> _Dataset entries on figures_:
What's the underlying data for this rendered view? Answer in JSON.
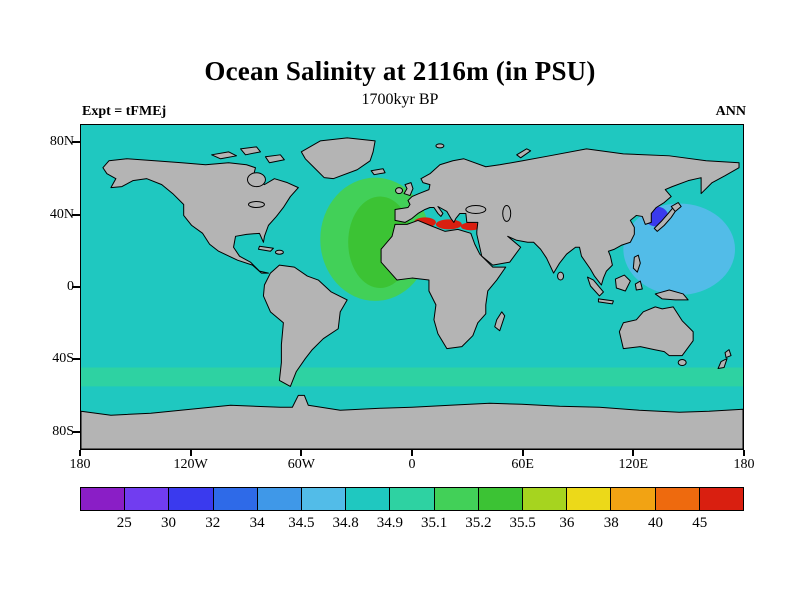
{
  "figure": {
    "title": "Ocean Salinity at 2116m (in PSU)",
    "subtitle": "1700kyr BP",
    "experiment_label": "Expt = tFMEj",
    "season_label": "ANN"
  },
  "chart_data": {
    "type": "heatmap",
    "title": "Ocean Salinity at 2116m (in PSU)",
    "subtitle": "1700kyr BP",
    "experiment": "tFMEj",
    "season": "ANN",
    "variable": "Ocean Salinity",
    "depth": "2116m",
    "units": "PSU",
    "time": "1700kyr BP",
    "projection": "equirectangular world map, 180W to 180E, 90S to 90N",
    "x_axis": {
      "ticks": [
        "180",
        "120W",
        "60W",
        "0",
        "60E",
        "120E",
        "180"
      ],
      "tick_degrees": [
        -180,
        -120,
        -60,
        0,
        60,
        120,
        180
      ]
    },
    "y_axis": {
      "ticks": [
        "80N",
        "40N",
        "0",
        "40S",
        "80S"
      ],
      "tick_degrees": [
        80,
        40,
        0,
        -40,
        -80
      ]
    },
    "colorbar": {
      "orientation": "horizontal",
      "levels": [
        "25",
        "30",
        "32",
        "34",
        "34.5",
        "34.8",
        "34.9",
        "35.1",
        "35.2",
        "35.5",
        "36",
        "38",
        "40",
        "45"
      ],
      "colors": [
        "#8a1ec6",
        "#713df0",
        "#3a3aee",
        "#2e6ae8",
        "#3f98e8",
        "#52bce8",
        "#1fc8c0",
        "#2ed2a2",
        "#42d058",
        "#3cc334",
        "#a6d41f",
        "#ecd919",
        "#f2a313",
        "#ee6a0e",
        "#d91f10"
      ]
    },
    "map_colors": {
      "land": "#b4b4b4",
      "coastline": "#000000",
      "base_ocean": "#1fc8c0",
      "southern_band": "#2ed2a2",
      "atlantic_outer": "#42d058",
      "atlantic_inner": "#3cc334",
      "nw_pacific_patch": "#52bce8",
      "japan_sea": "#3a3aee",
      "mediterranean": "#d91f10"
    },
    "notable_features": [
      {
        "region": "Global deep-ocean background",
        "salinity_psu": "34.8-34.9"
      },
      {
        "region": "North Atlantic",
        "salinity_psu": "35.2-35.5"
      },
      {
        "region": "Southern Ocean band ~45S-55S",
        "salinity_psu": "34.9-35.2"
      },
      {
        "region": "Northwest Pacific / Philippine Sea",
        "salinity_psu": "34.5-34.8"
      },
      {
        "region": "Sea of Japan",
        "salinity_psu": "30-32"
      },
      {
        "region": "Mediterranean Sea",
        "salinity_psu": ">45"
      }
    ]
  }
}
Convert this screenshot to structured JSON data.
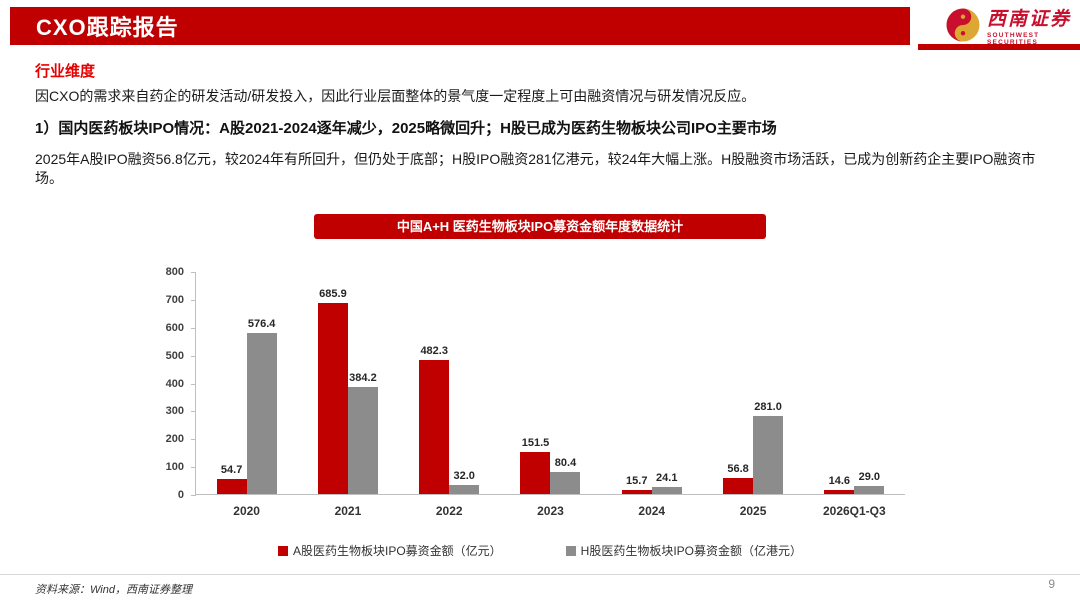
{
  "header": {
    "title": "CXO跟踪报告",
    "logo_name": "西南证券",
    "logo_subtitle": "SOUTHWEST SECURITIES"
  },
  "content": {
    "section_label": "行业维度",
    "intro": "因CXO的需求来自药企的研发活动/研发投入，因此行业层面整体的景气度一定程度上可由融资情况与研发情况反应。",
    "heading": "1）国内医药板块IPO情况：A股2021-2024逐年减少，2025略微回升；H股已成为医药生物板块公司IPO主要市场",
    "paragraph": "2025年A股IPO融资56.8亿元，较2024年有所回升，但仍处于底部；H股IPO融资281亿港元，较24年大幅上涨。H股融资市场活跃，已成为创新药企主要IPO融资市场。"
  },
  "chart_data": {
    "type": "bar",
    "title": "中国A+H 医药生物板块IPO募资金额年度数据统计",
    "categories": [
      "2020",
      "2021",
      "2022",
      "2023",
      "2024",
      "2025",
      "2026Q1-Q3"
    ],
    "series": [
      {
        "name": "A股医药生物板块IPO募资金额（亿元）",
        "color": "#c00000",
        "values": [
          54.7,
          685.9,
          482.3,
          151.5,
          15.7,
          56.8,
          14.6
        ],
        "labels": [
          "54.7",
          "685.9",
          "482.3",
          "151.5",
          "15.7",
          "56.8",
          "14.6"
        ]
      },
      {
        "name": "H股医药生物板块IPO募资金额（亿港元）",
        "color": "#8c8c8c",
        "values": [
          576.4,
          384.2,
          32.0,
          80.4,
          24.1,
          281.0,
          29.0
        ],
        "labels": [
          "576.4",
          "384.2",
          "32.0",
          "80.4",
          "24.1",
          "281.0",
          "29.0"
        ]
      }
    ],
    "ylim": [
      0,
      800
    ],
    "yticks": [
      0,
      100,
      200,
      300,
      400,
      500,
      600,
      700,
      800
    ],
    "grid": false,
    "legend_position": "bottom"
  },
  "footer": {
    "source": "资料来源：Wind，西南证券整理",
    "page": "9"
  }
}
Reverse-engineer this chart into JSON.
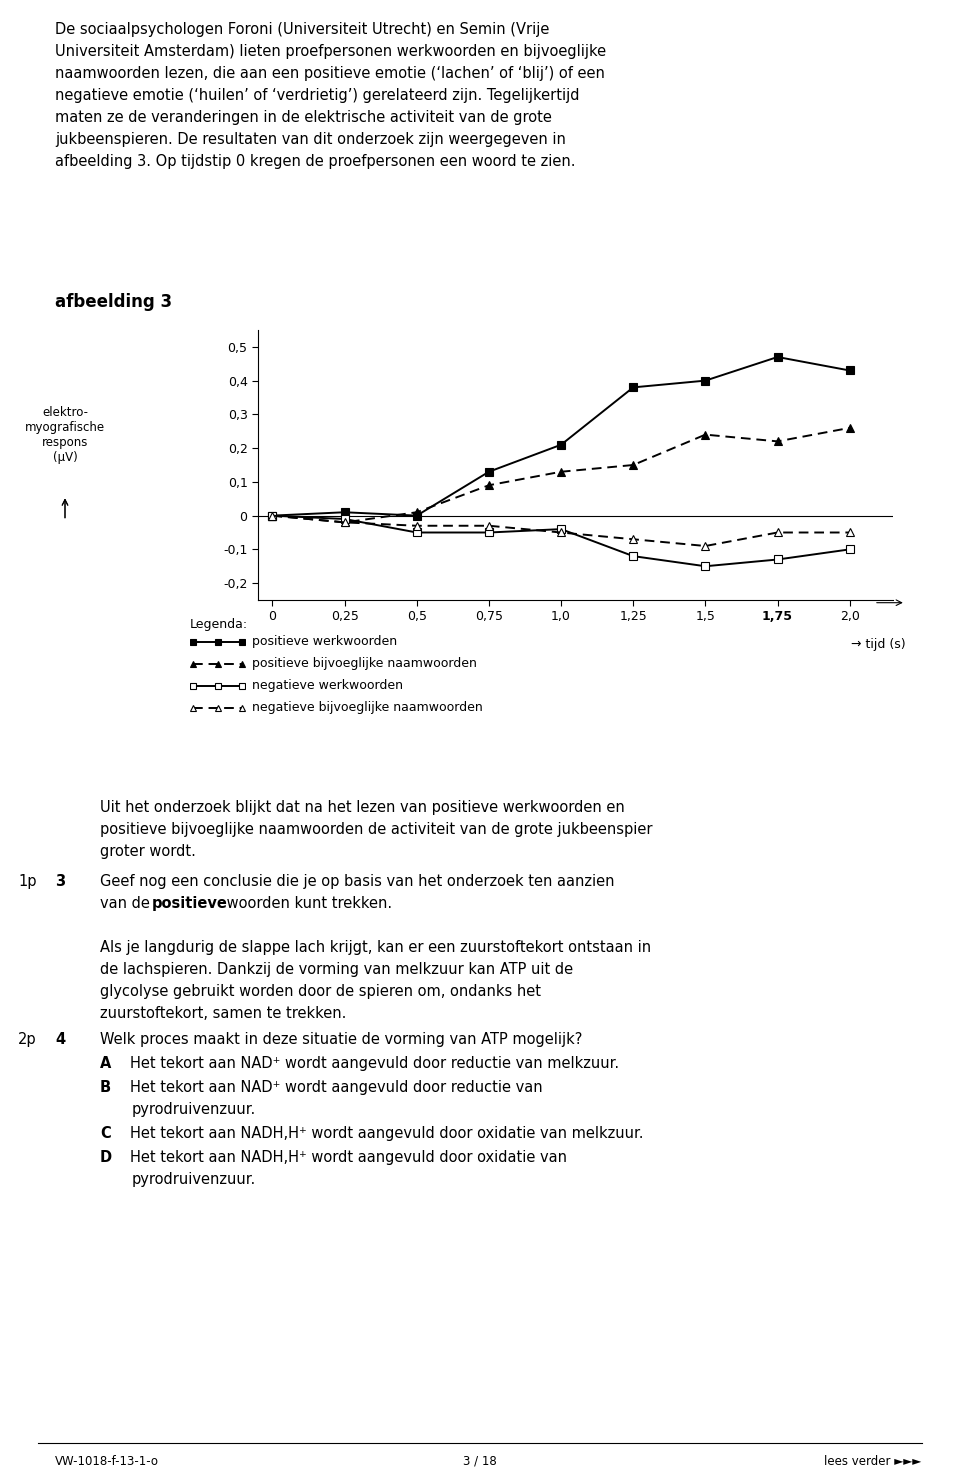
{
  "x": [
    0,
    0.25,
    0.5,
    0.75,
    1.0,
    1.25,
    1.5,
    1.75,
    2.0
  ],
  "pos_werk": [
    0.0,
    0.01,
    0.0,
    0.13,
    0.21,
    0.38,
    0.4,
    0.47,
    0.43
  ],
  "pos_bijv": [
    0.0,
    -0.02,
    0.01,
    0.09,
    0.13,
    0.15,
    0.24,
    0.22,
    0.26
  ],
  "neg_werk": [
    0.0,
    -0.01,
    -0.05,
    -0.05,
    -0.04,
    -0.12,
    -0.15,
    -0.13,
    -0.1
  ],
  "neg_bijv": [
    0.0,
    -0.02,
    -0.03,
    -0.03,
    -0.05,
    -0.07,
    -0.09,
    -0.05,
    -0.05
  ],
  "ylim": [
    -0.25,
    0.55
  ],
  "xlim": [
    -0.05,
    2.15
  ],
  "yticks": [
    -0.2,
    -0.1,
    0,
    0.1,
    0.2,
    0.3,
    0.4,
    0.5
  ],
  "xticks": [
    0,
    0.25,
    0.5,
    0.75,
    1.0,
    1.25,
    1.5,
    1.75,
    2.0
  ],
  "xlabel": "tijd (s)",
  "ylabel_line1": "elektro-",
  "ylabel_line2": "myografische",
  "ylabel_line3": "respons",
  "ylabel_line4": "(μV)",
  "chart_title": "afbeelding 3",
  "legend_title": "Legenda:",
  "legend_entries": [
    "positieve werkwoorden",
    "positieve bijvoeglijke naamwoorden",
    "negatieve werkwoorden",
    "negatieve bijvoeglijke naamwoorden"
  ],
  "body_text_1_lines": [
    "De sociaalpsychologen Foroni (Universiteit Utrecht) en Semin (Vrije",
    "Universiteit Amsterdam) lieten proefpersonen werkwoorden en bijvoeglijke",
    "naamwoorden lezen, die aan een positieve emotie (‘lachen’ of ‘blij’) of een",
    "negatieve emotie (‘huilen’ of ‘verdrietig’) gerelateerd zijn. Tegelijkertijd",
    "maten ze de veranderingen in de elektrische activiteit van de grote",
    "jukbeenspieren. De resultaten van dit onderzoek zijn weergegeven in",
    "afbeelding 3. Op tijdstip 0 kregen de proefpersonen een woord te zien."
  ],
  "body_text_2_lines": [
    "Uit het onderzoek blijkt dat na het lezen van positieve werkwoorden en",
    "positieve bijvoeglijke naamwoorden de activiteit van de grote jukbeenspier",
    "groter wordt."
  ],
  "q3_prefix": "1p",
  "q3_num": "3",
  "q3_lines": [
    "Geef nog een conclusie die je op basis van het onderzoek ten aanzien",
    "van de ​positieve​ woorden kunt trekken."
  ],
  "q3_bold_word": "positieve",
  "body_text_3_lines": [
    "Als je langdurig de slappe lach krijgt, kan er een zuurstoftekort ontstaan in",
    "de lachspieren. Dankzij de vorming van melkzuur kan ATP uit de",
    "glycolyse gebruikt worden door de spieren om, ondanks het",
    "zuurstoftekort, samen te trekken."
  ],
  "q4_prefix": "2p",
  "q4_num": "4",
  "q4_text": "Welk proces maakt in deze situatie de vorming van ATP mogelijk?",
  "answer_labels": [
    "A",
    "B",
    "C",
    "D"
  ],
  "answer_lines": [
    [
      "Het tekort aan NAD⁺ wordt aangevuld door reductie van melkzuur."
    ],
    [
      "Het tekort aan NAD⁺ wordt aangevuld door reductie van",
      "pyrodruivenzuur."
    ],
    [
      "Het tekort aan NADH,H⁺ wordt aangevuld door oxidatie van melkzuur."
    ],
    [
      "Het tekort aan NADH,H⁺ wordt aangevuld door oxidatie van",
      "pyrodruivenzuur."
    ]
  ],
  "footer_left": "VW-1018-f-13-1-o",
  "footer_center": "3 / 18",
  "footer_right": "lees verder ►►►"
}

> _Exercise requirements_:
Identify the lines in the entries that hold "this" and return each one.

> _Solved problem_:
What's the underlying data for this rendered view? Answer in JSON.
Convert this screenshot to structured JSON data.
Reverse-engineer this chart into JSON.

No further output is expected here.